● Set problem
Write the data out again exactly, dropping any images it holds.

⟨

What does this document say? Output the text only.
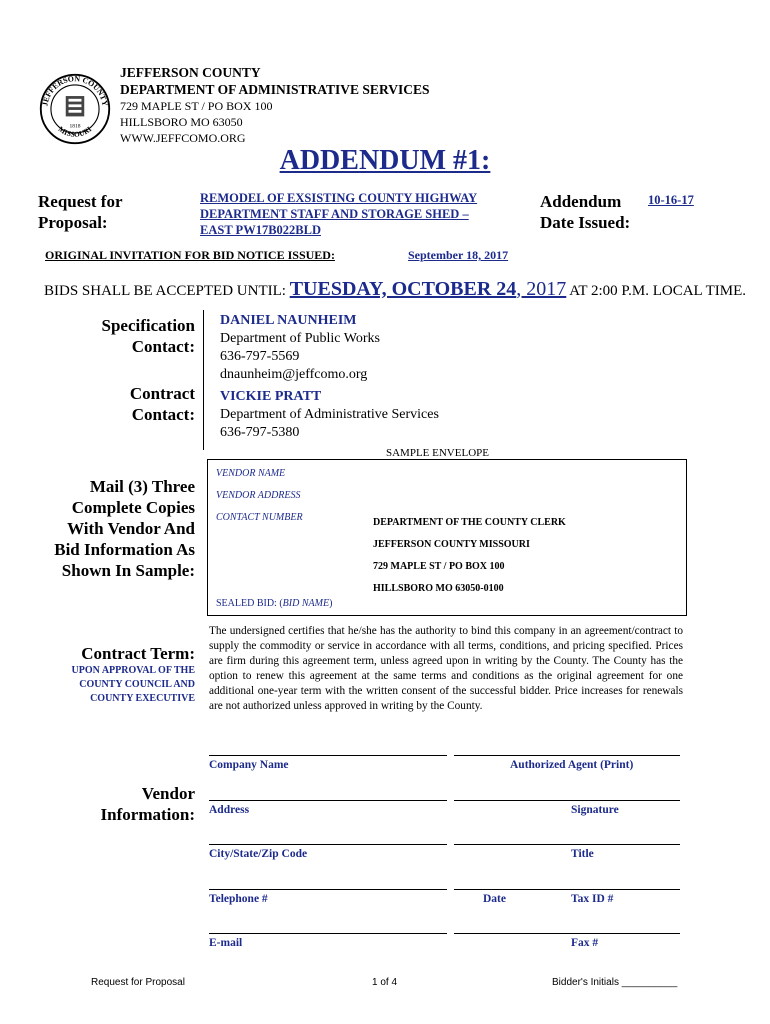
JEFFERSON COUNTY
MISSOURI
1818
JEFFERSON COUNTY
DEPARTMENT OF ADMINISTRATIVE SERVICES
729 MAPLE ST / PO BOX 100
HILLSBORO MO 63050
WWW.JEFFCOMO.ORG
ADDENDUM #1:
Request for
Proposal:
REMODEL OF EXSISTING COUNTY HIGHWAY
DEPARTMENT STAFF AND STORAGE SHED –
EAST PW17B022BLD
Addendum
Date Issued:
10-16-17
ORIGINAL INVITATION FOR BID NOTICE ISSUED:	September 18, 2017
BIDS SHALL BE ACCEPTED UNTIL: TUESDAY, OCTOBER 24, 2017 AT 2:00 P.M. LOCAL TIME.
Specification
Contact:
DANIEL NAUNHEIM
Department of Public Works
636-797-5569
dnaunheim@jeffcomo.org
Contract
Contact:
VICKIE PRATT
Department of Administrative Services
636-797-5380
Mail (3) Three
Complete Copies
With Vendor And
Bid Information As
Shown In Sample:
SAMPLE ENVELOPE
VENDOR NAME
VENDOR ADDRESS
CONTACT NUMBER	DEPARTMENT OF THE COUNTY CLERK
JEFFERSON COUNTY MISSOURI
729 MAPLE ST / PO BOX 100
HILLSBORO MO 63050-0100
SEALED BID: (BID NAME)
Contract Term:
UPON APPROVAL OF THE
COUNTY COUNCIL AND
COUNTY EXECUTIVE
The undersigned certifies that he/she has the authority to bind this company in an agreement/contract to supply the commodity or service in accordance with all terms, conditions, and pricing specified. Prices are firm during this agreement term, unless agreed upon in writing by the County. The County has the option to renew this agreement at the same terms and conditions as the original agreement for one additional one-year term with the written consent of the successful bidder. Price increases for renewals are not authorized unless approved in writing by the County.
Vendor
Information:
Company Name	Authorized Agent (Print)
Address	Signature
City/State/Zip Code	Title
Telephone #	Date	Tax ID #
E-mail	Fax #
Request for Proposal	1 of 4	Bidder's Initials __________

⟩

● Solution below
What does this document say? Output the text only.
JEFFERSON COUNTY
MISSOURI
1818
JEFFERSON COUNTY
DEPARTMENT OF ADMINISTRATIVE SERVICES
729 MAPLE ST / PO BOX 100
HILLSBORO MO 63050
WWW.JEFFCOMO.ORG
ADDENDUM #1:
Request for
Proposal:
REMODEL OF EXSISTING COUNTY HIGHWAY
DEPARTMENT STAFF AND STORAGE SHED –
EAST PW17B022BLD
Addendum
Date Issued:
10-16-17
ORIGINAL INVITATION FOR BID NOTICE ISSUED:	September 18, 2017
BIDS SHALL BE ACCEPTED UNTIL: TUESDAY, OCTOBER 24, 2017 AT 2:00 P.M. LOCAL TIME.
Specification
Contact:
DANIEL NAUNHEIM
Department of Public Works
636-797-5569
dnaunheim@jeffcomo.org
Contract
Contact:
VICKIE PRATT
Department of Administrative Services
636-797-5380
Mail (3) Three
Complete Copies
With Vendor And
Bid Information As
Shown In Sample:
SAMPLE ENVELOPE
VENDOR NAME
VENDOR ADDRESS
CONTACT NUMBER	DEPARTMENT OF THE COUNTY CLERK
JEFFERSON COUNTY MISSOURI
729 MAPLE ST / PO BOX 100
HILLSBORO MO 63050-0100
SEALED BID: (BID NAME)
Contract Term:
UPON APPROVAL OF THE
COUNTY COUNCIL AND
COUNTY EXECUTIVE
The undersigned certifies that he/she has the authority to bind this company in an agreement/contract to supply the commodity or service in accordance with all terms, conditions, and pricing specified. Prices are firm during this agreement term, unless agreed upon in writing by the County. The County has the option to renew this agreement at the same terms and conditions as the original agreement for one additional one-year term with the written consent of the successful bidder. Price increases for renewals are not authorized unless approved in writing by the County.
Vendor
Information:
Company Name	Authorized Agent (Print)
Address	Signature
City/State/Zip Code	Title
Telephone #	Date	Tax ID #
E-mail	Fax #
Request for Proposal	1 of 4	Bidder's Initials __________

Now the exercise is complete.